* [SHORT PROBLEM] Check each line of the data for "must" and select those that have it.

* [MATERIAL PROVIDED]
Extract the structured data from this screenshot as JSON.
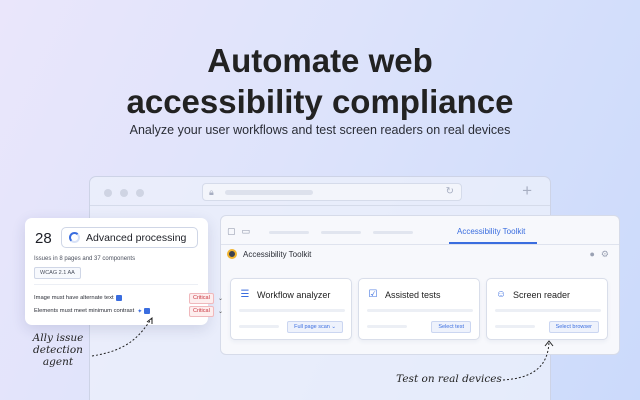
{
  "hero": {
    "title_line1": "Automate web",
    "title_line2": "accessibility compliance",
    "subtitle": "Analyze your user workflows and test screen readers on real devices"
  },
  "browser": {
    "url_icon": "lock-icon",
    "reload_icon": "reload-icon",
    "new_tab": "+"
  },
  "app": {
    "active_tab": "Accessibility Toolkit",
    "header_title": "Accessibility Toolkit",
    "cards": [
      {
        "icon": "workflow-icon",
        "title": "Workflow analyzer",
        "button": "Full page scan"
      },
      {
        "icon": "assisted-tests-icon",
        "title": "Assisted tests",
        "button": "Select test"
      },
      {
        "icon": "screen-reader-icon",
        "title": "Screen reader",
        "button": "Select browser"
      }
    ]
  },
  "issues": {
    "count": "28",
    "processing_label": "Advanced processing",
    "summary": "Issues in 8 pages and 37 components",
    "standard_badge": "WCAG 2.1 AA",
    "rows": [
      {
        "text": "Image must have alternate text",
        "severity": "Critical"
      },
      {
        "text": "Elements must meet minimum contrast",
        "severity": "Critical"
      }
    ]
  },
  "annotations": {
    "agent_line1": "Ally issue",
    "agent_line2": "detection",
    "agent_line3": "agent",
    "devices": "Test on real devices"
  },
  "colors": {
    "accent": "#3a6ddf",
    "critical": "#c9343f"
  }
}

* [ANSWER BELOW]
        "text": "Image must have alternate text",
        "text": "Elements must meet minimum contrast",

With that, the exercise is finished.